▶ _FRAGEN ZUM MATERIAL_
1. Auf welchem Grundstück soll laut dem Beschlusstext das Einfamilienhaus mit Doppelgarage errichtet werden?
2. Gib den Abschnitt des Beschlusstextes zwischen „Nach Art. 58 Abs.“ und „Genehmigungsverfahren durchzuführen ist.“ wortgetreu wieder, beide Stellen eingeschlossen.

━━━━━ AUSGEWÄHLTER AUSZUG

Beschluss: zur Kenntnis genommen

Sachverhalt:

Die Behandlung der eingereichten Planunterlagen vom 19.11.2025 bezüglich der Errichtung eines Einfamilienhauses mit Doppelgarage auf dem Grundstück „Im Bangert 7“ in Schöllkrippen

 

im Genehmigungsfreistellungsverfahren

 

wird hiermit bekannt gegeben.

 

Bei dem Vorhaben handelt es sich um eine bauliche Anlage, deren planungsrechtliche Zulässigkeit sich

nach § 30 BauGB richtet.

 

Der Neubau einer solchen Anlage bedarf einer Genehmigung, soweit die Art. 56 bis 58 BayBO nichts Anderes bestimmen.

 

Nach Art. 58 Abs. 1 Nr. 1 - 3 BayBO bedarf ein Vorhaben keiner Genehmigung, wenn es im

Geltungsbereich eines qualifizierten Bebauungsplans (§ 30 Abs. 1 BauGB) liegt, es den Festsetzungen

des Bebauungsplans und den Regelungen örtlicher Bauvorschriften nach Art. 81 Abs. 1 BayBO nicht

widersprechen, die Erschließung gesichert ist und die Gemeinde nicht innerhalb der Frist nach Art. 58

Abs. 1 Nr. 5 i.V.m. Art. 58 Abs. 3 Satz 5 BayBO erklärt, dass ein Genehmigungsverfahren durchzuführen ist.

━━━━━━━━━━
━━━━━ BEREITGESTELLTE ZEILEN

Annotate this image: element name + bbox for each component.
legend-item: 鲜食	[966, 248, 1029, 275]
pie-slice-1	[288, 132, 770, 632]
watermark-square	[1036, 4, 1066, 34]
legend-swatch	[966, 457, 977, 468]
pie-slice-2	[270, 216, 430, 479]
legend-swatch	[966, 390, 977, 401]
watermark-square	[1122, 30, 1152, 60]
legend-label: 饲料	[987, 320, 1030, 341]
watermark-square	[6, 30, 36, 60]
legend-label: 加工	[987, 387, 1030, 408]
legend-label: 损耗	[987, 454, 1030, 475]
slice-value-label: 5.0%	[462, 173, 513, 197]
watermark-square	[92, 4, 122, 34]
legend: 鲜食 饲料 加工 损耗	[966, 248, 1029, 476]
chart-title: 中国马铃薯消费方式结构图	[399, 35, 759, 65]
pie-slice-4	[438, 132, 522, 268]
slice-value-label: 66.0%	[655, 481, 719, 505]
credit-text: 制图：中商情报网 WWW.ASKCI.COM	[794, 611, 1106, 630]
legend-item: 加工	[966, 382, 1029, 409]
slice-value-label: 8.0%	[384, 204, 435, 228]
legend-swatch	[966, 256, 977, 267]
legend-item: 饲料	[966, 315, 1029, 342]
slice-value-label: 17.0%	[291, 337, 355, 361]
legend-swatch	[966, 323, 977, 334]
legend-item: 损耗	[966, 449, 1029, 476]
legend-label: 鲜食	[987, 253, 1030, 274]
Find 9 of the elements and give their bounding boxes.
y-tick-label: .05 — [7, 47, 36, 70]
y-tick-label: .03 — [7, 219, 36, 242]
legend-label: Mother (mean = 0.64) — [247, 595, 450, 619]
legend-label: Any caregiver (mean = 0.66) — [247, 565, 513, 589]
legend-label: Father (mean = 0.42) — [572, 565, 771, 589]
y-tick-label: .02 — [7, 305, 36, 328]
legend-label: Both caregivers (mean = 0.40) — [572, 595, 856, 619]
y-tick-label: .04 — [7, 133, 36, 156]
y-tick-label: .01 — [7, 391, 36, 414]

━━━━━━━━━━

▶ _LÖSUNGEN_
1. Auf dem Grundstück „Im Bangert 7“ in Schöllkrippen.

2.
Nach Art. 58 Abs. 1 Nr. 1 - 3 BayBO bedarf ein Vorhaben keiner Genehmigung, wenn es im

Geltungsbereich eines qualifizierten Bebauungsplans (§ 30 Abs. 1 BauGB) liegt, es den Festsetzungen

des Bebauungsplans und den Regelungen örtlicher Bauvorschriften nach Art. 81 Abs. 1 BayBO nicht

widersprechen, die Erschließung gesichert ist und die Gemeinde nicht innerhalb der Frist nach Art. 58

Abs. 1 Nr. 5 i.V.m. Art. 58 Abs. 3 Satz 5 BayBO erklärt, dass ein Genehmigungsverfahren durchzuführen ist.